(To do):
Your task is to count the lines of the entries below that include the word "revenue" and to give only the resulting number.
-- Stored records start --
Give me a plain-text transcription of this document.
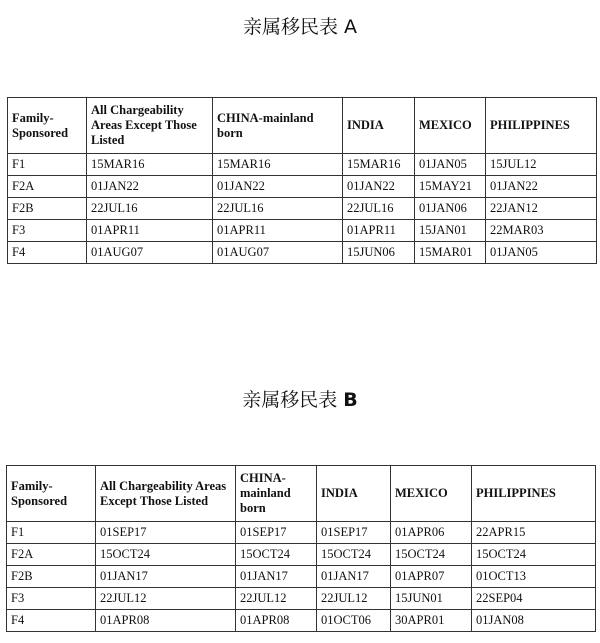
亲属移民表 A
Family-Sponsored	All Chargeability Areas Except Those Listed	CHINA-mainland born	INDIA	MEXICO	PHILIPPINES
F1	15MAR16	15MAR16	15MAR16	01JAN05	15JUL12
F2A	01JAN22	01JAN22	01JAN22	15MAY21	01JAN22
F2B	22JUL16	22JUL16	22JUL16	01JAN06	22JAN12
F3	01APR11	01APR11	01APR11	15JAN01	22MAR03
F4	01AUG07	01AUG07	15JUN06	15MAR01	01JAN05
亲属移民表 B
Family-Sponsored	All Chargeability Areas Except Those Listed	CHINA-mainland born	INDIA	MEXICO	PHILIPPINES
F1	01SEP17	01SEP17	01SEP17	01APR06	22APR15
F2A	15OCT24	15OCT24	15OCT24	15OCT24	15OCT24
F2B	01JAN17	01JAN17	01JAN17	01APR07	01OCT13
F3	22JUL12	22JUL12	22JUL12	15JUN01	22SEP04
F4	01APR08	01APR08	01OCT06	30APR01	01JAN08
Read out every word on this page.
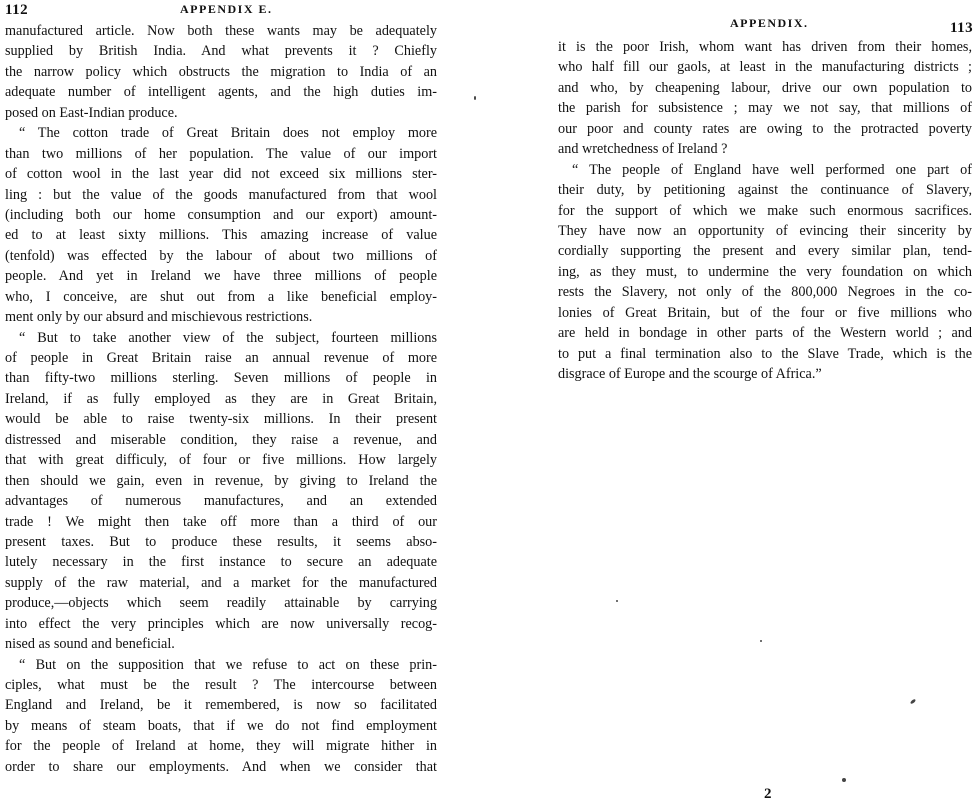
112	APPENDIX E.
manufactured article. Now both these wants may be adequately
supplied by British India. And what prevents it ? Chiefly
the narrow policy which obstructs the migration to India of an
adequate number of intelligent agents, and the high duties im-
posed on East-Indian produce.
“ The cotton trade of Great Britain does not employ more
than two millions of her population. The value of our import
of cotton wool in the last year did not exceed six millions ster-
ling : but the value of the goods manufactured from that wool
(including both our home consumption and our export) amount-
ed to at least sixty millions. This amazing increase of value
(tenfold) was effected by the labour of about two millions of
people. And yet in Ireland we have three millions of people
who, I conceive, are shut out from a like beneficial employ-
ment only by our absurd and mischievous restrictions.
“ But to take another view of the subject, fourteen millions
of people in Great Britain raise an annual revenue of more
than fifty-two millions sterling. Seven millions of people in
Ireland, if as fully employed as they are in Great Britain,
would be able to raise twenty-six millions. In their present
distressed and miserable condition, they raise a revenue, and
that with great difficuly, of four or five millions. How largely
then should we gain, even in revenue, by giving to Ireland the
advantages of numerous manufactures, and an extended
trade ! We might then take off more than a third of our
present taxes. But to produce these results, it seems abso-
lutely necessary in the first instance to secure an adequate
supply of the raw material, and a market for the manufactured
produce,—objects which seem readily attainable by carrying
into effect the very principles which are now universally recog-
nised as sound and beneficial.
“ But on the supposition that we refuse to act on these prin-
ciples, what must be the result ? The intercourse between
England and Ireland, be it remembered, is now so facilitated
by means of steam boats, that if we do not find employment
for the people of Ireland at home, they will migrate hither in
order to share our employments. And when we consider that
APPENDIX.	113
it is the poor Irish, whom want has driven from their homes,
who half fill our gaols, at least in the manufacturing districts ;
and who, by cheapening labour, drive our own population to
the parish for subsistence ; may we not say, that millions of
our poor and county rates are owing to the protracted poverty
and wretchedness of Ireland ?
“ The people of England have well performed one part of
their duty, by petitioning against the continuance of Slavery,
for the support of which we make such enormous sacrifices.
They have now an opportunity of evincing their sincerity by
cordially supporting the present and every similar plan, tend-
ing, as they must, to undermine the very foundation on which
rests the Slavery, not only of the 800,000 Negroes in the co-
lonies of Great Britain, but of the four or five millions who
are held in bondage in other parts of the Western world ; and
to put a final termination also to the Slave Trade, which is the
disgrace of Europe and the scourge of Africa.”
2
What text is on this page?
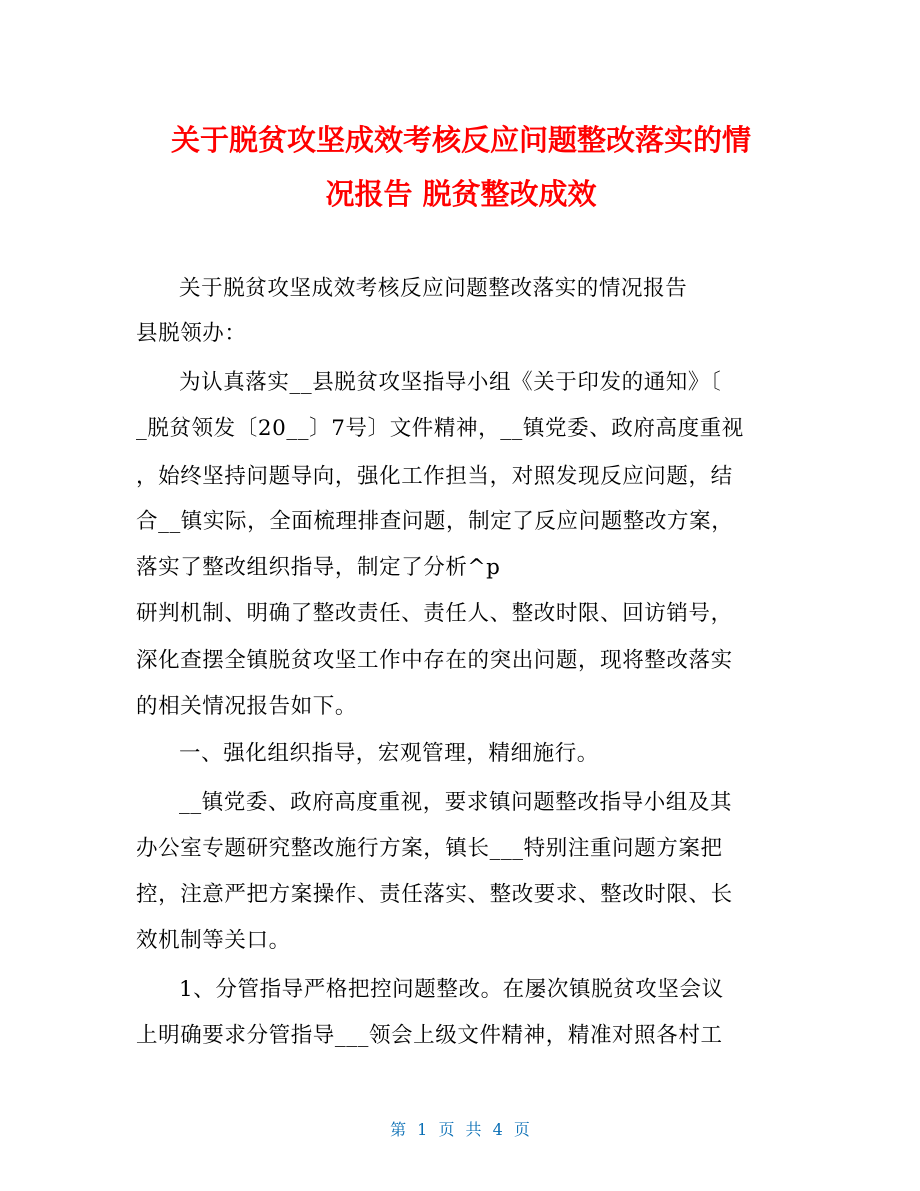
关于脱贫攻坚成效考核反应问题整改落实的情
况报告 脱贫整改成效
关于脱贫攻坚成效考核反应问题整改落实的情况报告
县脱领办：
为认真落实__县脱贫攻坚指导小组《关于印发的通知》〔
_脱贫领发〔20__〕7号〕文件精神，__镇党委、政府高度重视
，始终坚持问题导向，强化工作担当，对照发现反应问题，结
合__镇实际，全面梳理排查问题，制定了反应问题整改方案，
落实了整改组织指导，制定了分析^p
研判机制、明确了整改责任、责任人、整改时限、回访销号，
深化查摆全镇脱贫攻坚工作中存在的突出问题，现将整改落实
的相关情况报告如下。
一、强化组织指导，宏观管理，精细施行。
__镇党委、政府高度重视，要求镇问题整改指导小组及其
办公室专题研究整改施行方案，镇长___特别注重问题方案把
控，注意严把方案操作、责任落实、整改要求、整改时限、长
效机制等关口。
1、分管指导严格把控问题整改。在屡次镇脱贫攻坚会议
上明确要求分管指导___领会上级文件精神，精准对照各村工
第 1 页 共 4 页
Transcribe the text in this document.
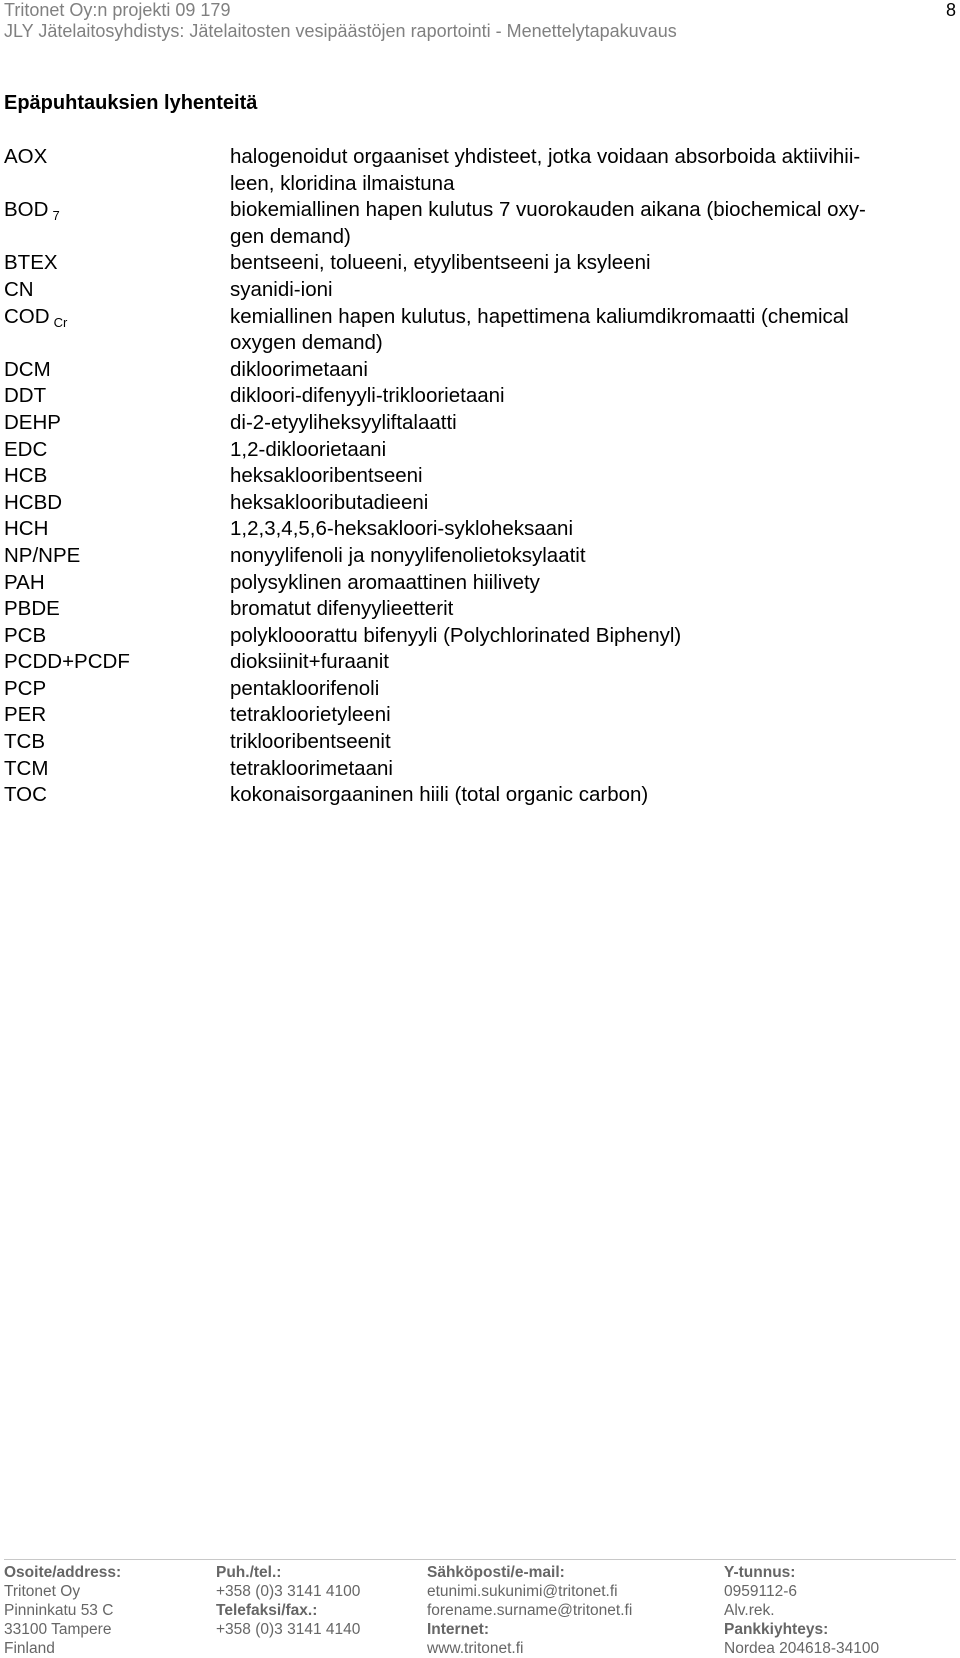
Tritonet Oy:n projekti 09 179
JLY Jätelaitosyhdistys: Jätelaitosten vesipäästöjen raportointi - Menettelytapakuvaus
8
Epäpuhtauksien lyhenteitä
AOX	halogenoidut orgaaniset yhdisteet, jotka voidaan absorboida aktiivihii-
leen, kloridina ilmaistuna
BOD $_7$	biokemiallinen hapen kulutus 7 vuorokauden aikana (biochemical oxy-
gen demand)
BTEX	bentseeni, tolueeni, etyylibentseeni ja ksyleeni
CN	syanidi-ioni
COD $_{Cr}$	kemiallinen hapen kulutus, hapettimena kaliumdikromaatti (chemical
oxygen demand)
DCM	dikloorimetaani
DDT	dikloori-difenyyli-trikloorietaani
DEHP	di-2-etyyliheksyyliftalaatti
EDC	1,2-dikloorietaani
HCB	heksaklooribentseeni
HCBD	heksaklooributadieeni
HCH	1,2,3,4,5,6-heksakloori-sykloheksaani
NP/NPE	nonyylifenoli ja nonyylifenolietoksylaatit
PAH	polysyklinen aromaattinen hiilivety
PBDE	bromatut difenyylieetterit
PCB	polyklooorattu bifenyyli (Polychlorinated Biphenyl)
PCDD+PCDF	dioksiinit+furaanit
PCP	pentakloorifenoli
PER	tetrakloorietyleeni
TCB	triklooribentseenit
TCM	tetrakloorimetaani
TOC	kokonaisorgaaninen hiili (total organic carbon)
Osoite/address:
Tritonet Oy
Pinninkatu 53 C
33100 Tampere
Finland
Puh./tel.:
+358 (0)3 3141 4100
Telefaksi/fax.:
+358 (0)3 3141 4140
Sähköposti/e-mail:
etunimi.sukunimi@tritonet.fi
forename.surname@tritonet.fi
Internet:
www.tritonet.fi
Y-tunnus:
0959112-6
Alv.rek.
Pankkiyhteys:
Nordea 204618-34100
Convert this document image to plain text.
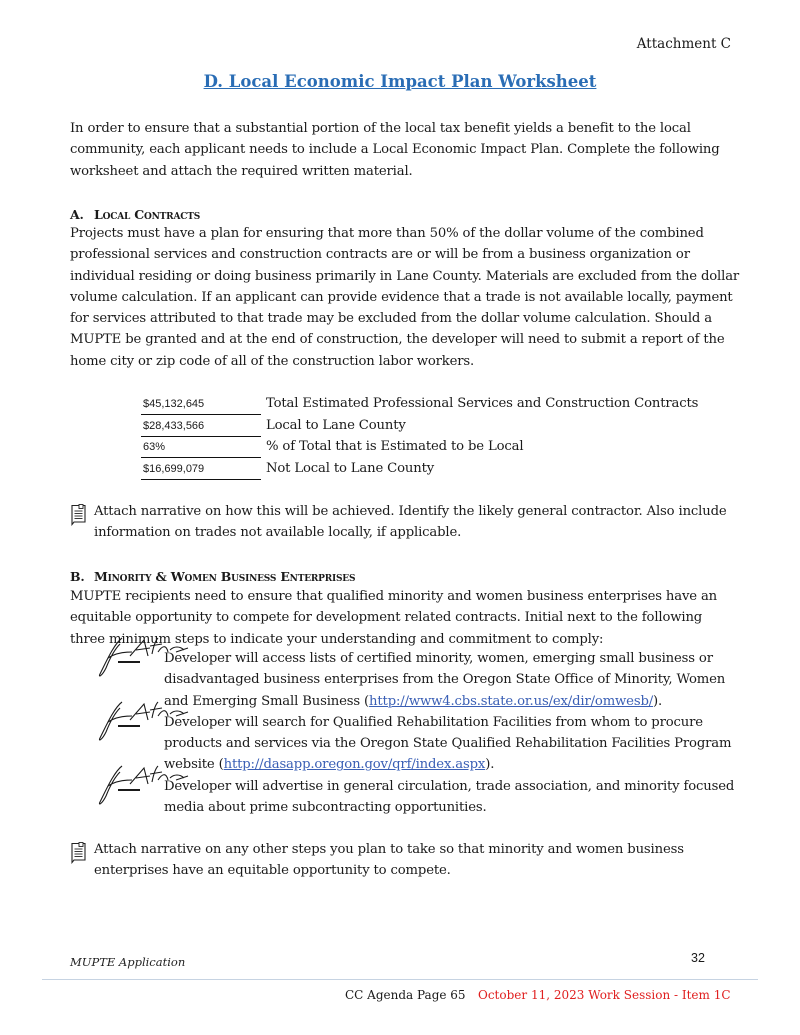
Attachment C
D. Local Economic Impact Plan Worksheet
In order to ensure that a substantial portion of the local tax benefit yields a benefit to the local community, each applicant needs to include a Local Economic Impact Plan. Complete the following worksheet and attach the required written material.
A. Local Contracts
Projects must have a plan for ensuring that more than 50% of the dollar volume of the combined professional services and construction contracts are or will be from a business organization or individual residing or doing business primarily in Lane County. Materials are excluded from the dollar volume calculation. If an applicant can provide evidence that a trade is not available locally, payment for services attributed to that trade may be excluded from the dollar volume calculation. Should a MUPTE be granted and at the end of construction, the developer will need to submit a report of the home city or zip code of all of the construction labor workers.
$45,132,645	Total Estimated Professional Services and Construction Contracts
$28,433,566	Local to Lane County
63%	% of Total that is Estimated to be Local
$16,699,079	Not Local to Lane County
Attach narrative on how this will be achieved. Identify the likely general contractor. Also include information on trades not available locally, if applicable.
B. Minority & Women Business Enterprises
MUPTE recipients need to ensure that qualified minority and women business enterprises have an equitable opportunity to compete for development related contracts. Initial next to the following three minimum steps to indicate your understanding and commitment to comply:
Developer will access lists of certified minority, women, emerging small business or disadvantaged business enterprises from the Oregon State Office of Minority, Women and Emerging Small Business (http://www4.cbs.state.or.us/ex/dir/omwesb/).
Developer will search for Qualified Rehabilitation Facilities from whom to procure products and services via the Oregon State Qualified Rehabilitation Facilities Program website (http://dasapp.oregon.gov/qrf/index.aspx).
Developer will advertise in general circulation, trade association, and minority focused media about prime subcontracting opportunities.
Attach narrative on any other steps you plan to take so that minority and women business enterprises have an equitable opportunity to compete.
MUPTE Application	32
CC Agenda Page 65 October 11, 2023 Work Session - Item 1C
-- Stored records end --
(Solution to the exercise):
3